** begin **
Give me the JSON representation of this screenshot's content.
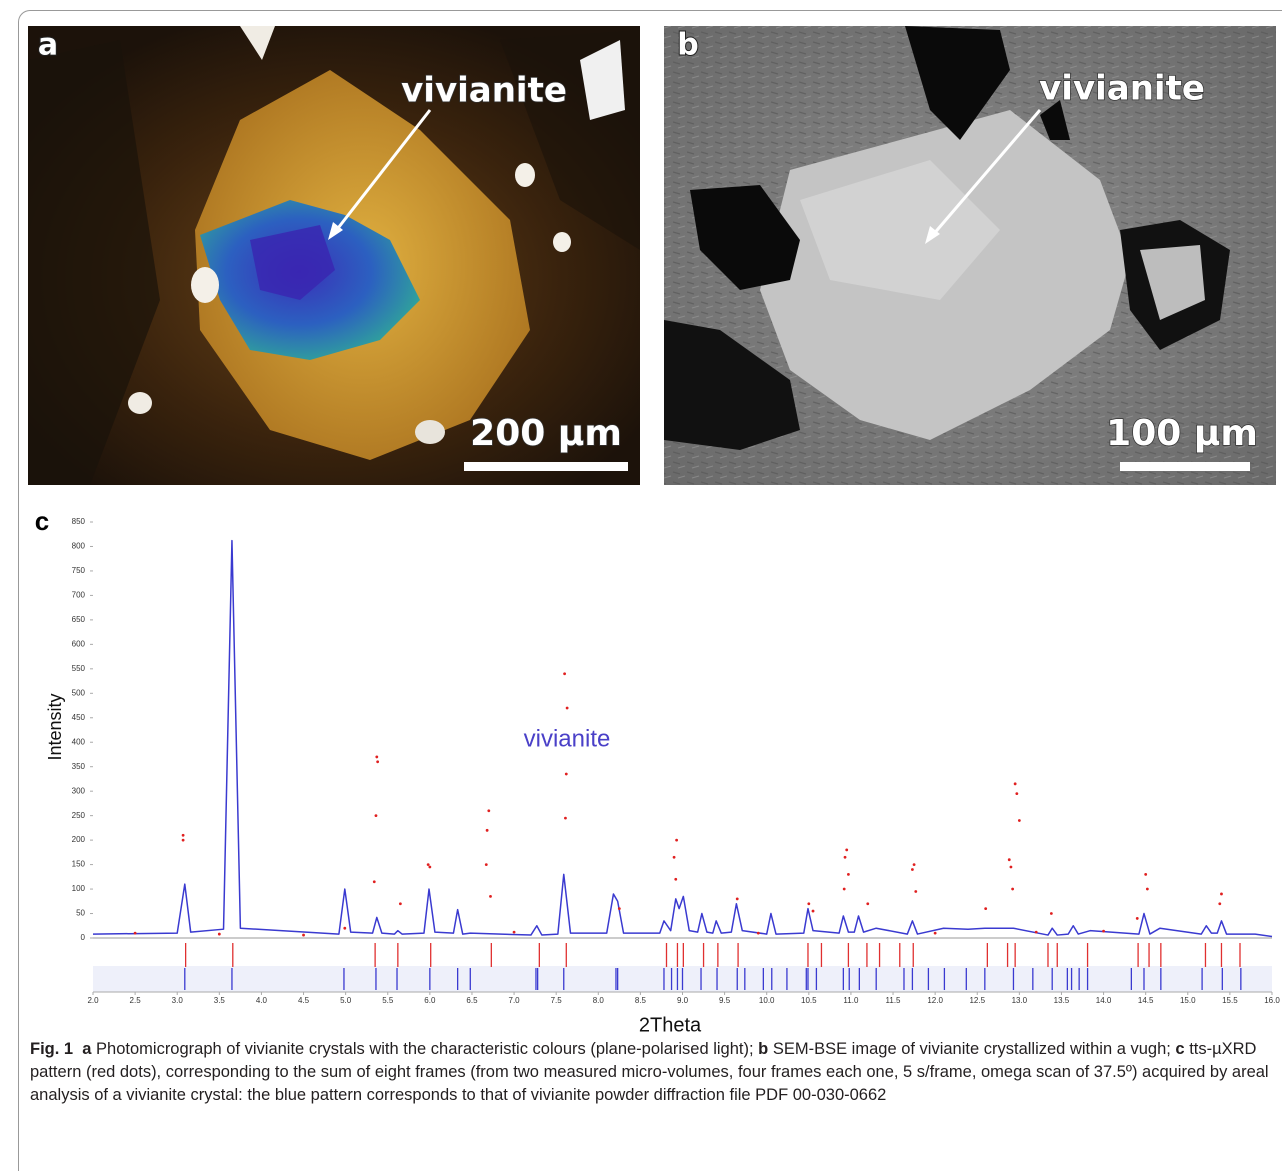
{
  "panels": [
    {
      "label": "a",
      "annotation": "vivianite",
      "scale_bar": "200 µm"
    },
    {
      "label": "b",
      "annotation": "vivianite",
      "scale_bar": "100 µm"
    }
  ],
  "chart_data": {
    "type": "line",
    "panel_label": "c",
    "annotation": "vivianite",
    "x_label": "2Theta",
    "y_label": "Intensity",
    "xlim": [
      2.0,
      16.0
    ],
    "ylim": [
      0,
      850
    ],
    "xticks": [
      {
        "value": 2,
        "label": "2.0"
      },
      2.5,
      {
        "value": 3,
        "label": "3.0"
      },
      3.5,
      {
        "value": 4,
        "label": "4.0"
      },
      4.5,
      {
        "value": 5,
        "label": "5.0"
      },
      5.5,
      {
        "value": 6,
        "label": "6.0"
      },
      6.5,
      {
        "value": 7,
        "label": "7.0"
      },
      7.5,
      {
        "value": 8,
        "label": "8.0"
      },
      8.5,
      {
        "value": 9,
        "label": "9.0"
      },
      9.5,
      {
        "value": 10,
        "label": "10.0"
      },
      10.5,
      {
        "value": 11,
        "label": "11.0"
      },
      11.5,
      {
        "value": 12,
        "label": "12.0"
      },
      12.5,
      {
        "value": 13,
        "label": "13.0"
      },
      13.5,
      {
        "value": 14,
        "label": "14.0"
      },
      14.5,
      {
        "value": 15,
        "label": "15.0"
      },
      15.5,
      {
        "value": 16,
        "label": "16.0"
      }
    ],
    "yticks": [
      0,
      50,
      100,
      150,
      200,
      250,
      300,
      350,
      400,
      450,
      500,
      550,
      600,
      650,
      700,
      750,
      800,
      850
    ],
    "series": [
      {
        "type": "line",
        "color": "#3a3ad0",
        "x": [
          2.0,
          3.0,
          3.09,
          3.16,
          3.55,
          3.65,
          3.75,
          4.92,
          4.99,
          5.06,
          5.32,
          5.37,
          5.43,
          5.58,
          5.62,
          5.67,
          5.93,
          5.99,
          6.06,
          6.28,
          6.33,
          6.39,
          6.48,
          7.2,
          7.27,
          7.33,
          7.52,
          7.59,
          7.67,
          8.1,
          8.18,
          8.23,
          8.3,
          8.73,
          8.78,
          8.86,
          8.92,
          8.96,
          9.01,
          9.08,
          9.18,
          9.23,
          9.29,
          9.36,
          9.4,
          9.46,
          9.58,
          9.64,
          9.71,
          10.0,
          10.05,
          10.11,
          10.44,
          10.49,
          10.55,
          10.86,
          10.91,
          10.97,
          11.04,
          11.09,
          11.15,
          11.3,
          11.67,
          11.73,
          11.79,
          12.1,
          12.39,
          12.59,
          12.93,
          13.34,
          13.39,
          13.45,
          13.58,
          13.64,
          13.7,
          13.84,
          14.42,
          14.48,
          14.55,
          14.67,
          15.16,
          15.22,
          15.28,
          15.35,
          15.4,
          15.46,
          15.8,
          16.0
        ],
        "values": [
          8,
          10,
          110,
          12,
          18,
          812,
          20,
          8,
          100,
          12,
          10,
          42,
          10,
          8,
          15,
          8,
          10,
          100,
          12,
          10,
          58,
          8,
          10,
          6,
          25,
          6,
          8,
          130,
          10,
          10,
          90,
          75,
          10,
          10,
          35,
          15,
          80,
          60,
          85,
          15,
          12,
          50,
          12,
          10,
          35,
          10,
          12,
          70,
          15,
          8,
          50,
          8,
          10,
          60,
          15,
          10,
          45,
          12,
          12,
          45,
          12,
          20,
          8,
          35,
          8,
          20,
          18,
          20,
          20,
          6,
          20,
          6,
          8,
          25,
          8,
          15,
          8,
          50,
          8,
          20,
          8,
          25,
          10,
          10,
          35,
          8,
          8,
          3
        ]
      },
      {
        "type": "scatter",
        "color": "#e02020",
        "x": [
          3.07,
          3.07,
          5.37,
          5.38,
          5.36,
          5.34,
          5.65,
          5.98,
          6.0,
          6.7,
          6.68,
          6.67,
          6.72,
          7.6,
          7.63,
          7.62,
          7.61,
          8.93,
          8.9,
          8.92,
          9.65,
          10.5,
          10.55,
          10.95,
          10.93,
          10.97,
          10.92,
          11.2,
          11.75,
          11.73,
          11.77,
          12.6,
          12.88,
          12.9,
          12.92,
          12.95,
          12.97,
          13.0,
          13.38,
          14.5,
          14.52,
          15.4,
          15.38,
          14.4,
          8.25,
          4.99,
          2.5,
          3.5,
          4.5,
          7.0,
          9.9,
          12.0,
          13.2,
          14.0
        ],
        "values": [
          210,
          200,
          370,
          360,
          250,
          115,
          70,
          150,
          145,
          260,
          220,
          150,
          85,
          540,
          470,
          335,
          245,
          200,
          165,
          120,
          80,
          70,
          55,
          180,
          165,
          130,
          100,
          70,
          150,
          140,
          95,
          60,
          160,
          145,
          100,
          315,
          295,
          240,
          50,
          130,
          100,
          90,
          70,
          40,
          60,
          20,
          10,
          8,
          6,
          12,
          10,
          10,
          12,
          14
        ]
      }
    ],
    "reference_ticks": [
      {
        "color": "#e03030",
        "x": [
          3.1,
          3.66,
          5.35,
          5.62,
          6.01,
          6.73,
          7.3,
          7.62,
          8.81,
          8.94,
          9.01,
          9.25,
          9.42,
          9.66,
          10.49,
          10.65,
          10.97,
          11.19,
          11.34,
          11.58,
          11.74,
          12.62,
          12.86,
          12.95,
          13.34,
          13.45,
          13.81,
          14.41,
          14.54,
          14.68,
          15.21,
          15.4,
          15.62
        ]
      },
      {
        "color": "#3a3ad0",
        "x": [
          3.09,
          3.65,
          4.98,
          5.36,
          5.61,
          6.0,
          6.33,
          6.48,
          7.26,
          7.28,
          7.59,
          8.21,
          8.23,
          8.78,
          8.87,
          8.94,
          9.0,
          9.22,
          9.41,
          9.65,
          9.74,
          9.96,
          10.06,
          10.24,
          10.47,
          10.49,
          10.59,
          10.91,
          10.98,
          11.1,
          11.3,
          11.63,
          11.73,
          11.92,
          12.11,
          12.37,
          12.59,
          12.93,
          13.16,
          13.39,
          13.57,
          13.62,
          13.71,
          13.81,
          14.33,
          14.48,
          14.68,
          15.17,
          15.41,
          15.63
        ]
      }
    ]
  },
  "caption": {
    "label": "Fig. 1",
    "runs": [
      [
        "a",
        " Photomicrograph of vivianite crystals with the characteristic colours (plane-polarised light); "
      ],
      [
        "b",
        " SEM-BSE image of vivianite crystallized within a vugh; "
      ],
      [
        "c",
        " tts-µXRD pattern (red dots), corresponding to the sum of eight frames (from two measured micro-volumes, four frames each one, 5 s/frame, omega scan of 37.5º) acquired by areal analysis of a vivianite crystal: the blue pattern corresponds to that of vivianite powder diffraction file PDF 00-030-0662"
      ]
    ]
  }
}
** end **
Task to complete:
Repeat everything in the records precisely. Images are excluded from the copy.

Completed exercise:
Give me the JSON representation of this screenshot's content.
{
  "panels": [
    {
      "label": "a",
      "annotation": "vivianite",
      "scale_bar": "200 µm"
    },
    {
      "label": "b",
      "annotation": "vivianite",
      "scale_bar": "100 µm"
    }
  ],
  "chart_data": {
    "type": "line",
    "panel_label": "c",
    "annotation": "vivianite",
    "x_label": "2Theta",
    "y_label": "Intensity",
    "xlim": [
      2.0,
      16.0
    ],
    "ylim": [
      0,
      850
    ],
    "xticks": [
      {
        "value": 2,
        "label": "2.0"
      },
      2.5,
      {
        "value": 3,
        "label": "3.0"
      },
      3.5,
      {
        "value": 4,
        "label": "4.0"
      },
      4.5,
      {
        "value": 5,
        "label": "5.0"
      },
      5.5,
      {
        "value": 6,
        "label": "6.0"
      },
      6.5,
      {
        "value": 7,
        "label": "7.0"
      },
      7.5,
      {
        "value": 8,
        "label": "8.0"
      },
      8.5,
      {
        "value": 9,
        "label": "9.0"
      },
      9.5,
      {
        "value": 10,
        "label": "10.0"
      },
      10.5,
      {
        "value": 11,
        "label": "11.0"
      },
      11.5,
      {
        "value": 12,
        "label": "12.0"
      },
      12.5,
      {
        "value": 13,
        "label": "13.0"
      },
      13.5,
      {
        "value": 14,
        "label": "14.0"
      },
      14.5,
      {
        "value": 15,
        "label": "15.0"
      },
      15.5,
      {
        "value": 16,
        "label": "16.0"
      }
    ],
    "yticks": [
      0,
      50,
      100,
      150,
      200,
      250,
      300,
      350,
      400,
      450,
      500,
      550,
      600,
      650,
      700,
      750,
      800,
      850
    ],
    "series": [
      {
        "type": "line",
        "color": "#3a3ad0",
        "x": [
          2.0,
          3.0,
          3.09,
          3.16,
          3.55,
          3.65,
          3.75,
          4.92,
          4.99,
          5.06,
          5.32,
          5.37,
          5.43,
          5.58,
          5.62,
          5.67,
          5.93,
          5.99,
          6.06,
          6.28,
          6.33,
          6.39,
          6.48,
          7.2,
          7.27,
          7.33,
          7.52,
          7.59,
          7.67,
          8.1,
          8.18,
          8.23,
          8.3,
          8.73,
          8.78,
          8.86,
          8.92,
          8.96,
          9.01,
          9.08,
          9.18,
          9.23,
          9.29,
          9.36,
          9.4,
          9.46,
          9.58,
          9.64,
          9.71,
          10.0,
          10.05,
          10.11,
          10.44,
          10.49,
          10.55,
          10.86,
          10.91,
          10.97,
          11.04,
          11.09,
          11.15,
          11.3,
          11.67,
          11.73,
          11.79,
          12.1,
          12.39,
          12.59,
          12.93,
          13.34,
          13.39,
          13.45,
          13.58,
          13.64,
          13.7,
          13.84,
          14.42,
          14.48,
          14.55,
          14.67,
          15.16,
          15.22,
          15.28,
          15.35,
          15.4,
          15.46,
          15.8,
          16.0
        ],
        "values": [
          8,
          10,
          110,
          12,
          18,
          812,
          20,
          8,
          100,
          12,
          10,
          42,
          10,
          8,
          15,
          8,
          10,
          100,
          12,
          10,
          58,
          8,
          10,
          6,
          25,
          6,
          8,
          130,
          10,
          10,
          90,
          75,
          10,
          10,
          35,
          15,
          80,
          60,
          85,
          15,
          12,
          50,
          12,
          10,
          35,
          10,
          12,
          70,
          15,
          8,
          50,
          8,
          10,
          60,
          15,
          10,
          45,
          12,
          12,
          45,
          12,
          20,
          8,
          35,
          8,
          20,
          18,
          20,
          20,
          6,
          20,
          6,
          8,
          25,
          8,
          15,
          8,
          50,
          8,
          20,
          8,
          25,
          10,
          10,
          35,
          8,
          8,
          3
        ]
      },
      {
        "type": "scatter",
        "color": "#e02020",
        "x": [
          3.07,
          3.07,
          5.37,
          5.38,
          5.36,
          5.34,
          5.65,
          5.98,
          6.0,
          6.7,
          6.68,
          6.67,
          6.72,
          7.6,
          7.63,
          7.62,
          7.61,
          8.93,
          8.9,
          8.92,
          9.65,
          10.5,
          10.55,
          10.95,
          10.93,
          10.97,
          10.92,
          11.2,
          11.75,
          11.73,
          11.77,
          12.6,
          12.88,
          12.9,
          12.92,
          12.95,
          12.97,
          13.0,
          13.38,
          14.5,
          14.52,
          15.4,
          15.38,
          14.4,
          8.25,
          4.99,
          2.5,
          3.5,
          4.5,
          7.0,
          9.9,
          12.0,
          13.2,
          14.0
        ],
        "values": [
          210,
          200,
          370,
          360,
          250,
          115,
          70,
          150,
          145,
          260,
          220,
          150,
          85,
          540,
          470,
          335,
          245,
          200,
          165,
          120,
          80,
          70,
          55,
          180,
          165,
          130,
          100,
          70,
          150,
          140,
          95,
          60,
          160,
          145,
          100,
          315,
          295,
          240,
          50,
          130,
          100,
          90,
          70,
          40,
          60,
          20,
          10,
          8,
          6,
          12,
          10,
          10,
          12,
          14
        ]
      }
    ],
    "reference_ticks": [
      {
        "color": "#e03030",
        "x": [
          3.1,
          3.66,
          5.35,
          5.62,
          6.01,
          6.73,
          7.3,
          7.62,
          8.81,
          8.94,
          9.01,
          9.25,
          9.42,
          9.66,
          10.49,
          10.65,
          10.97,
          11.19,
          11.34,
          11.58,
          11.74,
          12.62,
          12.86,
          12.95,
          13.34,
          13.45,
          13.81,
          14.41,
          14.54,
          14.68,
          15.21,
          15.4,
          15.62
        ]
      },
      {
        "color": "#3a3ad0",
        "x": [
          3.09,
          3.65,
          4.98,
          5.36,
          5.61,
          6.0,
          6.33,
          6.48,
          7.26,
          7.28,
          7.59,
          8.21,
          8.23,
          8.78,
          8.87,
          8.94,
          9.0,
          9.22,
          9.41,
          9.65,
          9.74,
          9.96,
          10.06,
          10.24,
          10.47,
          10.49,
          10.59,
          10.91,
          10.98,
          11.1,
          11.3,
          11.63,
          11.73,
          11.92,
          12.11,
          12.37,
          12.59,
          12.93,
          13.16,
          13.39,
          13.57,
          13.62,
          13.71,
          13.81,
          14.33,
          14.48,
          14.68,
          15.17,
          15.41,
          15.63
        ]
      }
    ]
  },
  "caption": {
    "label": "Fig. 1",
    "runs": [
      [
        "a",
        " Photomicrograph of vivianite crystals with the characteristic colours (plane-polarised light); "
      ],
      [
        "b",
        " SEM-BSE image of vivianite crystallized within a vugh; "
      ],
      [
        "c",
        " tts-µXRD pattern (red dots), corresponding to the sum of eight frames (from two measured micro-volumes, four frames each one, 5 s/frame, omega scan of 37.5º) acquired by areal analysis of a vivianite crystal: the blue pattern corresponds to that of vivianite powder diffraction file PDF 00-030-0662"
      ]
    ]
  }
}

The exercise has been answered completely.